Dataset entries:
::::::::

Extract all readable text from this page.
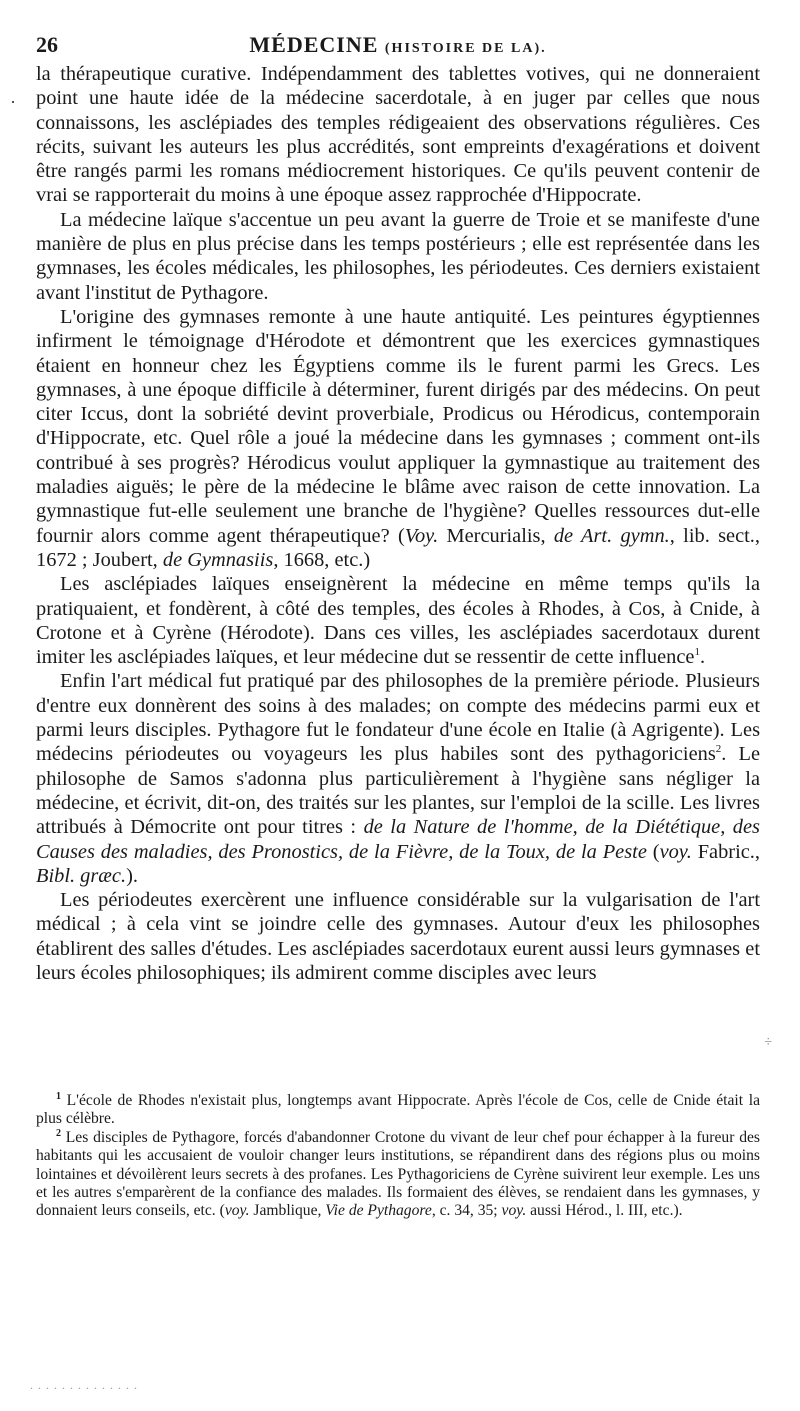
26	MÉDECINE (HISTOIRE DE LA).
·

la thérapeutique curative. Indépendamment des tablettes votives, qui ne donneraient point une haute idée de la médecine sacerdotale, à en juger par celles que nous connaissons, les asclépiades des temples rédigeaient des observations régulières. Ces récits, suivant les auteurs les plus accrédités, sont empreints d'exagérations et doivent être rangés parmi les romans médiocrement historiques. Ce qu'ils peuvent contenir de vrai se rapporterait du moins à une époque assez rapprochée d'Hippocrate.

La médecine laïque s'accentue un peu avant la guerre de Troie et se manifeste d'une manière de plus en plus précise dans les temps postérieurs ; elle est représentée dans les gymnases, les écoles médicales, les philosophes, les périodeutes. Ces derniers existaient avant l'institut de Pythagore.

L'origine des gymnases remonte à une haute antiquité. Les peintures égyptiennes infirment le témoignage d'Hérodote et démontrent que les exercices gymnastiques étaient en honneur chez les Égyptiens comme ils le furent parmi les Grecs. Les gymnases, à une époque difficile à déterminer, furent dirigés par des médecins. On peut citer Iccus, dont la sobriété devint proverbiale, Prodicus ou Hérodicus, contemporain d'Hippocrate, etc. Quel rôle a joué la médecine dans les gymnases ; comment ont-ils contribué à ses progrès? Hérodicus voulut appliquer la gymnastique au traitement des maladies aiguës; le père de la médecine le blâme avec raison de cette innovation. La gymnastique fut-elle seulement une branche de l'hygiène? Quelles ressources dut-elle fournir alors comme agent thérapeutique? (Voy. Mercurialis, de Art. gymn., lib. sect., 1672 ; Joubert, de Gymnasiis, 1668, etc.)

Les asclépiades laïques enseignèrent la médecine en même temps qu'ils la pratiquaient, et fondèrent, à côté des temples, des écoles à Rhodes, à Cos, à Cnide, à Crotone et à Cyrène (Hérodote). Dans ces villes, les asclépiades sacerdotaux durent imiter les asclépiades laïques, et leur médecine dut se ressentir de cette influence$^1$.

Enfin l'art médical fut pratiqué par des philosophes de la première période. Plusieurs d'entre eux donnèrent des soins à des malades; on compte des médecins parmi eux et parmi leurs disciples. Pythagore fut le fondateur d'une école en Italie (à Agrigente). Les médecins périodeutes ou voyageurs les plus habiles sont des pythagoriciens$^2$. Le philosophe de Samos s'adonna plus particulièrement à l'hygiène sans négliger la médecine, et écrivit, dit-on, des traités sur les plantes, sur l'emploi de la scille. Les livres attribués à Démocrite ont pour titres : de la Nature de l'homme, de la Diététique, des Causes des maladies, des Pronostics, de la Fièvre, de la Toux, de la Peste (voy. Fabric., Bibl. græc.).

Les périodeutes exercèrent une influence considérable sur la vulgarisation de l'art médical ; à cela vint se joindre celle des gymnases. Autour d'eux les philosophes établirent des salles d'études. Les asclépiades sacerdotaux eurent aussi leurs gymnases et leurs écoles philosophiques; ils admirent comme disciples avec leurs

÷

$^1$ L'école de Rhodes n'existait plus, longtemps avant Hippocrate. Après l'école de Cos, celle de Cnide était la plus célèbre.

$^2$ Les disciples de Pythagore, forcés d'abandonner Crotone du vivant de leur chef pour échapper à la fureur des habitants qui les accusaient de vouloir changer leurs institutions, se répandirent dans des régions plus ou moins lointaines et dévoilèrent leurs secrets à des profanes. Les Pythagoriciens de Cyrène suivirent leur exemple. Les uns et les autres s'emparèrent de la confiance des malades. Ils formaient des élèves, se rendaient dans les gymnases, y donnaient leurs conseils, etc. (voy. Jamblique, Vie de Pythagore, c. 34, 35; voy. aussi Hérod., l. III, etc.).

. . . . . . . . . . . . . .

::::::::

• [PROBLEM TO SOLVE]:
Reply with nothing but the number of lines in the data above that contain "avant".

• [SOLUTION FOR THIS EXERCISE]:
2